--- start of Input rows ---

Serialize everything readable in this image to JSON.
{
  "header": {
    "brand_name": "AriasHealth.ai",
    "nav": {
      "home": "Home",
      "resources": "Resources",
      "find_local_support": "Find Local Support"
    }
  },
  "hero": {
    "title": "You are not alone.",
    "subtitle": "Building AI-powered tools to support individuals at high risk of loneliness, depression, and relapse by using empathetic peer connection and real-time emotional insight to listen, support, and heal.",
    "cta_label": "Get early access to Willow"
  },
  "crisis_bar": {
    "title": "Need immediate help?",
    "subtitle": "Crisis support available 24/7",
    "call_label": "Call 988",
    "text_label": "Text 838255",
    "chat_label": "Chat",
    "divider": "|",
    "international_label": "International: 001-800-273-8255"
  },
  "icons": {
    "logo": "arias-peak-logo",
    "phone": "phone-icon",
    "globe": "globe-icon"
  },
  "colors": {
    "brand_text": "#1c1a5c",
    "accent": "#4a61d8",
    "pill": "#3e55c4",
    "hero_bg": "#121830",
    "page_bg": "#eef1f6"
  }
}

--- end of Input rows ---

### Short task
All of the entries must be written out exactly as they stand.

### Task result
Serialize everything readable in this image to JSON.
{
  "header": {
    "brand_name": "AriasHealth.ai",
    "nav": {
      "home": "Home",
      "resources": "Resources",
      "find_local_support": "Find Local Support"
    }
  },
  "hero": {
    "title": "You are not alone.",
    "subtitle": "Building AI-powered tools to support individuals at high risk of loneliness, depression, and relapse by using empathetic peer connection and real-time emotional insight to listen, support, and heal.",
    "cta_label": "Get early access to Willow"
  },
  "crisis_bar": {
    "title": "Need immediate help?",
    "subtitle": "Crisis support available 24/7",
    "call_label": "Call 988",
    "text_label": "Text 838255",
    "chat_label": "Chat",
    "divider": "|",
    "international_label": "International: 001-800-273-8255"
  },
  "icons": {
    "logo": "arias-peak-logo",
    "phone": "phone-icon",
    "globe": "globe-icon"
  },
  "colors": {
    "brand_text": "#1c1a5c",
    "accent": "#4a61d8",
    "pill": "#3e55c4",
    "hero_bg": "#121830",
    "page_bg": "#eef1f6"
  }
}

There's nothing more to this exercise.